**Aim of the exercise:** Work out how many lines of the listing hold the string "length", then answer with that number and nothing else.

begin Records to process

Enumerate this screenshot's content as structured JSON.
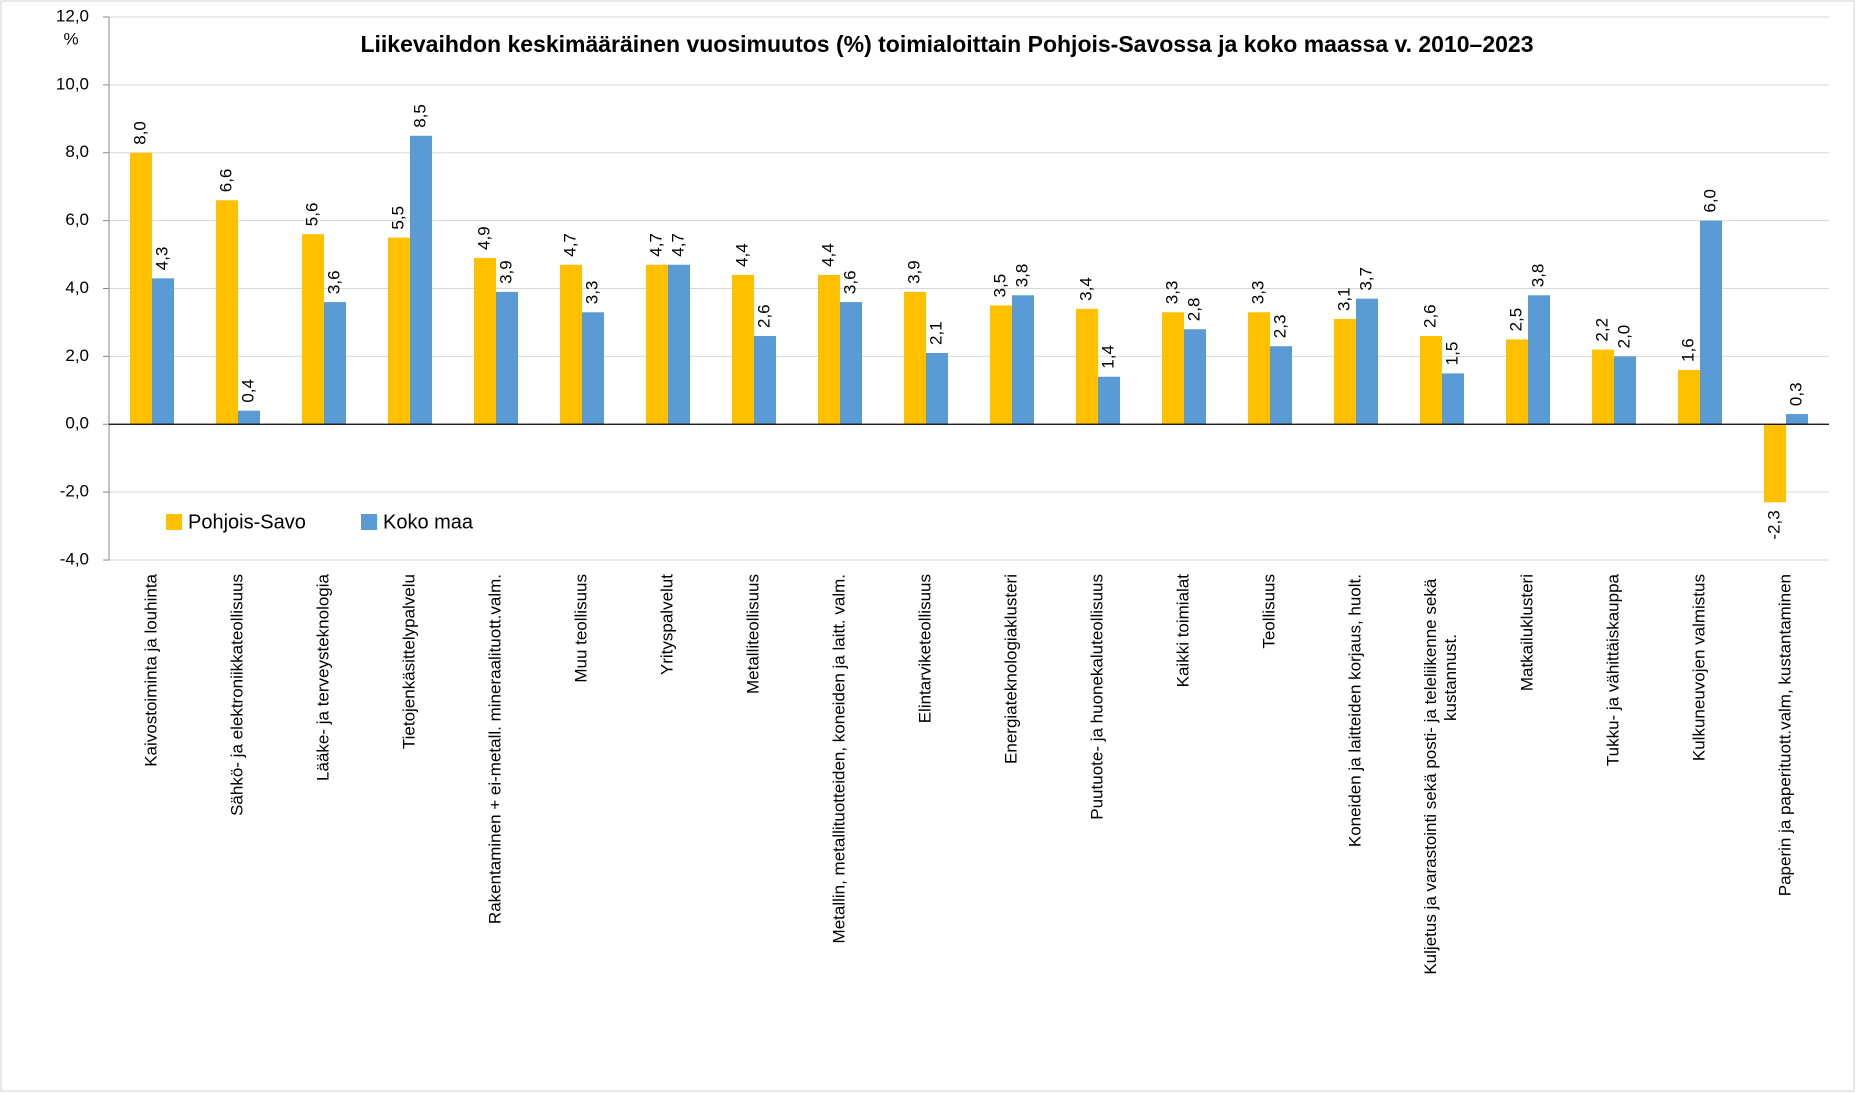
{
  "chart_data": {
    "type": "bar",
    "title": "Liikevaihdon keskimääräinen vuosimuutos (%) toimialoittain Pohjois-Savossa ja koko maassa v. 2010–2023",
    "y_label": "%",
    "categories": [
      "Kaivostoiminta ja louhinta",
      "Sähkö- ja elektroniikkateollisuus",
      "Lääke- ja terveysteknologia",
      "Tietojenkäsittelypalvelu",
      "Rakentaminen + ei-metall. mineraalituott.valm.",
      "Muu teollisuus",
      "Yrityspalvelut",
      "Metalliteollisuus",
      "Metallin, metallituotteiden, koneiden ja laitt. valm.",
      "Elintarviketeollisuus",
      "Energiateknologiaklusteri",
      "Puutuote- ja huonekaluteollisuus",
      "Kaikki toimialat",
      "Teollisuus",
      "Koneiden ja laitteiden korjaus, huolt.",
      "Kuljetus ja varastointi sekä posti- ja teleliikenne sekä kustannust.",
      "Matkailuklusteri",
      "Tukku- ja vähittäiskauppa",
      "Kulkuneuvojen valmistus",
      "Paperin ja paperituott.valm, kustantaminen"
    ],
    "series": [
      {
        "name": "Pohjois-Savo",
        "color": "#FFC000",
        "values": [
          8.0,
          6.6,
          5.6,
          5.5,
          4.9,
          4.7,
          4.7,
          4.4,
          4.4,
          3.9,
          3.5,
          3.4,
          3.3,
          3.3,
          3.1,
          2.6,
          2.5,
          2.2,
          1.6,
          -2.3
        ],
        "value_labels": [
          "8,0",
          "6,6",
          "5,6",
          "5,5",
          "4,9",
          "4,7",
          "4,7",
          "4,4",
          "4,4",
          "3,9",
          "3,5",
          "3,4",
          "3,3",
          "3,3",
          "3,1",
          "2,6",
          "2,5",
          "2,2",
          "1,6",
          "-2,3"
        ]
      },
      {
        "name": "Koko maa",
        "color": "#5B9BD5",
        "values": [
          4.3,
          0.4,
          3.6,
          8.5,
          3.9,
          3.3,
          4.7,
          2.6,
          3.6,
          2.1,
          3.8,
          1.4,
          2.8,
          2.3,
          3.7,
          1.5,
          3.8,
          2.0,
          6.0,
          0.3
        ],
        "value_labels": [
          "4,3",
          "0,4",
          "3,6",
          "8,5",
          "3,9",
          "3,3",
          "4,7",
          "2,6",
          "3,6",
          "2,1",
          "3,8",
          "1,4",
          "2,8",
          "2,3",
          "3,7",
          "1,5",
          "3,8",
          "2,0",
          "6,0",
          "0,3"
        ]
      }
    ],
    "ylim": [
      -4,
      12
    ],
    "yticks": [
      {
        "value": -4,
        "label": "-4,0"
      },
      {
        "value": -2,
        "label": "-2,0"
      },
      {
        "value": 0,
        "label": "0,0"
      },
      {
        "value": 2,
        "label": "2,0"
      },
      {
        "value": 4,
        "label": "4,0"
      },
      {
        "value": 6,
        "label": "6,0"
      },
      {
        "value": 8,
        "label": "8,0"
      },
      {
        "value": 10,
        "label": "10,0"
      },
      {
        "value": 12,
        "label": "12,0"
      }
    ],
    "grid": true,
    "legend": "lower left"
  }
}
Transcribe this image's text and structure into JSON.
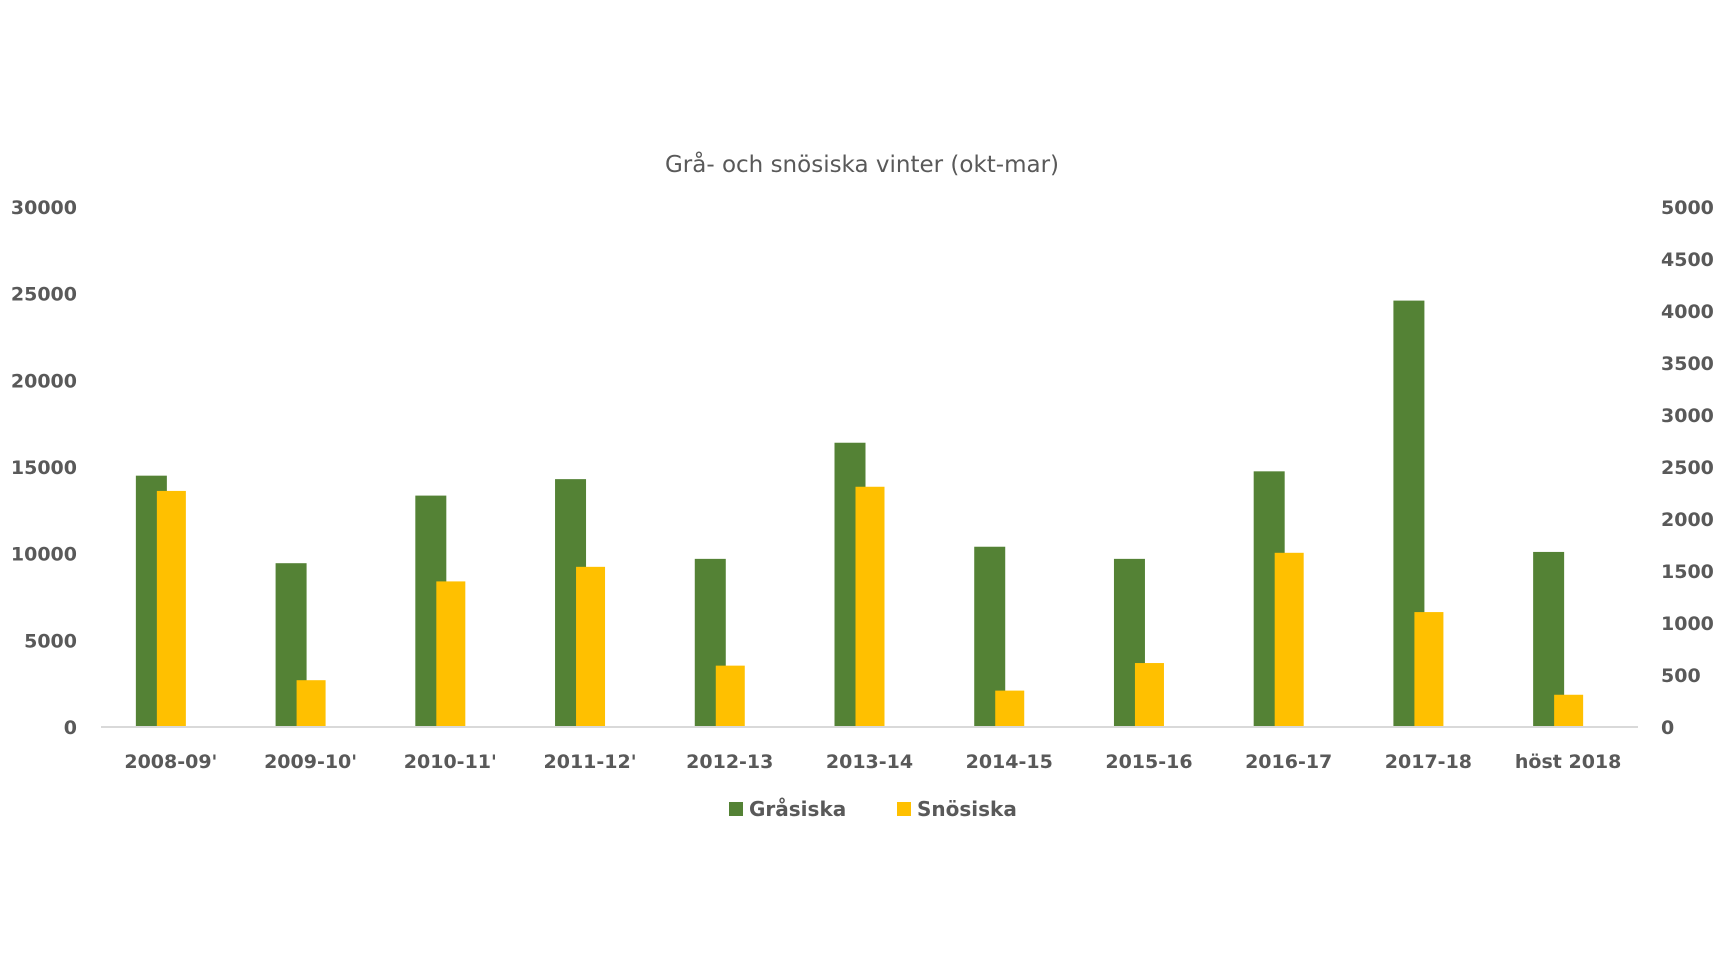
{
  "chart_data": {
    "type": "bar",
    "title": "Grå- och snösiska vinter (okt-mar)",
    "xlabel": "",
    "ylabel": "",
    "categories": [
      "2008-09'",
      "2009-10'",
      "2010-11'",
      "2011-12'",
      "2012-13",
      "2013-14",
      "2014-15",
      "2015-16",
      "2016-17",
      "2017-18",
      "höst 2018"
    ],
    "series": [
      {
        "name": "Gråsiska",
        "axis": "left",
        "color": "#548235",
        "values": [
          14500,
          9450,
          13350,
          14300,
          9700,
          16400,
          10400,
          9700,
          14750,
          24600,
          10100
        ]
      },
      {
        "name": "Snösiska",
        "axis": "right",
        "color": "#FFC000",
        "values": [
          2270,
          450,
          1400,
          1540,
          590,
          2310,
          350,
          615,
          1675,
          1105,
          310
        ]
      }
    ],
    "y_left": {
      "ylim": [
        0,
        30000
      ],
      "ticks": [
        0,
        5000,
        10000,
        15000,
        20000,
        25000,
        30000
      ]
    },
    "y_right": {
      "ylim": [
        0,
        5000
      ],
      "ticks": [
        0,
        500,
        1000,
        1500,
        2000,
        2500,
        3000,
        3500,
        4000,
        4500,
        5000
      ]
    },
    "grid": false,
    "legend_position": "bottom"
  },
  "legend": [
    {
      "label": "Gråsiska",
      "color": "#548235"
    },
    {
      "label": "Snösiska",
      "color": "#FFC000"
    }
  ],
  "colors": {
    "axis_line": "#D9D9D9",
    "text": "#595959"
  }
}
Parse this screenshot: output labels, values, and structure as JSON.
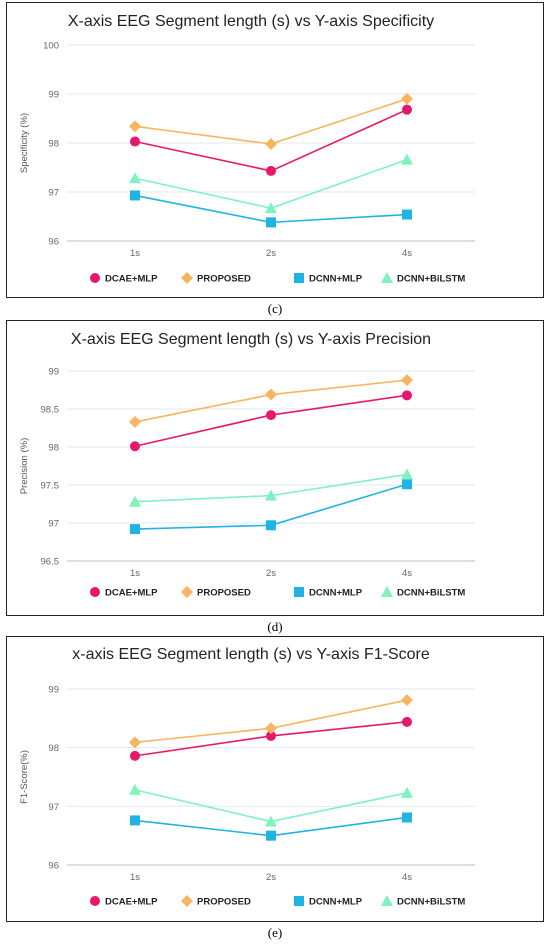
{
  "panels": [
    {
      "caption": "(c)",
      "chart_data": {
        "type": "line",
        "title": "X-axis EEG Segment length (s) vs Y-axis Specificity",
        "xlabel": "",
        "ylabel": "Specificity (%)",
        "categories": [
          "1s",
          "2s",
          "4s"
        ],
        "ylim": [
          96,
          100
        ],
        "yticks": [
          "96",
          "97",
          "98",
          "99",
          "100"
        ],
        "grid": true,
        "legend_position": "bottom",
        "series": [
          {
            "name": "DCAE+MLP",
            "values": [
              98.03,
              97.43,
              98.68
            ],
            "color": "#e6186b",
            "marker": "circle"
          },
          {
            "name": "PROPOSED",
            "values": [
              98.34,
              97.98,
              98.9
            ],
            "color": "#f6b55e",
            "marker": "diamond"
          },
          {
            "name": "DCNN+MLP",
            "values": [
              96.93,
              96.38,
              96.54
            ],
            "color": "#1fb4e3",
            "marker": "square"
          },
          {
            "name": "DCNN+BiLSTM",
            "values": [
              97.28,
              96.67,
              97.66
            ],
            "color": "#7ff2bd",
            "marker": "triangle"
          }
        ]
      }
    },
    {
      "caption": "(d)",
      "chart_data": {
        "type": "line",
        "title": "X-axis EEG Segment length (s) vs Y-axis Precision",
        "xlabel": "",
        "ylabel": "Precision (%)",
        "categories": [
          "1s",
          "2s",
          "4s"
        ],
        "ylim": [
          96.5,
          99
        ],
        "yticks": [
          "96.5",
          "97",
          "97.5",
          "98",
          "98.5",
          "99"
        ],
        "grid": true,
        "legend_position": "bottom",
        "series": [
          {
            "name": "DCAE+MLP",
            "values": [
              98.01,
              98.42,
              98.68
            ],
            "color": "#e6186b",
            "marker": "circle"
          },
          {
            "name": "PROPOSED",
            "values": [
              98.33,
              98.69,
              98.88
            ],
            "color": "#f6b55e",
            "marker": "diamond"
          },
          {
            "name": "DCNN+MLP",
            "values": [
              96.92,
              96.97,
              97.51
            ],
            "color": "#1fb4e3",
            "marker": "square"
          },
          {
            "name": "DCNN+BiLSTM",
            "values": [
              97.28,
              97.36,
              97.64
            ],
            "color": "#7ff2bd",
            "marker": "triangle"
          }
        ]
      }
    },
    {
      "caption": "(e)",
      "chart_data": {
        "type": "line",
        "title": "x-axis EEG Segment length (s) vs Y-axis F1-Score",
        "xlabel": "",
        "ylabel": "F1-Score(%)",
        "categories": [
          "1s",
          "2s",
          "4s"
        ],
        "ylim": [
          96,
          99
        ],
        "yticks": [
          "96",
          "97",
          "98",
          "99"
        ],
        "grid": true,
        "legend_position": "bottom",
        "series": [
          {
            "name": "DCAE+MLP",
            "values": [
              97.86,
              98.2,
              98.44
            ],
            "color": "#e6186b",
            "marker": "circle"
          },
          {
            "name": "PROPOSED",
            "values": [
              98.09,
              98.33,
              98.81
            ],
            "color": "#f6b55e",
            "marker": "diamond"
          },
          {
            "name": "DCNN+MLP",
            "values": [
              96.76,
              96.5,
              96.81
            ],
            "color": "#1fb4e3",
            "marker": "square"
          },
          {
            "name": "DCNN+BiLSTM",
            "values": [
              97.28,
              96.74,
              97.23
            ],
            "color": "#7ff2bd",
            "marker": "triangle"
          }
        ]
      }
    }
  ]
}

end Records to process

**Finished answer:** 3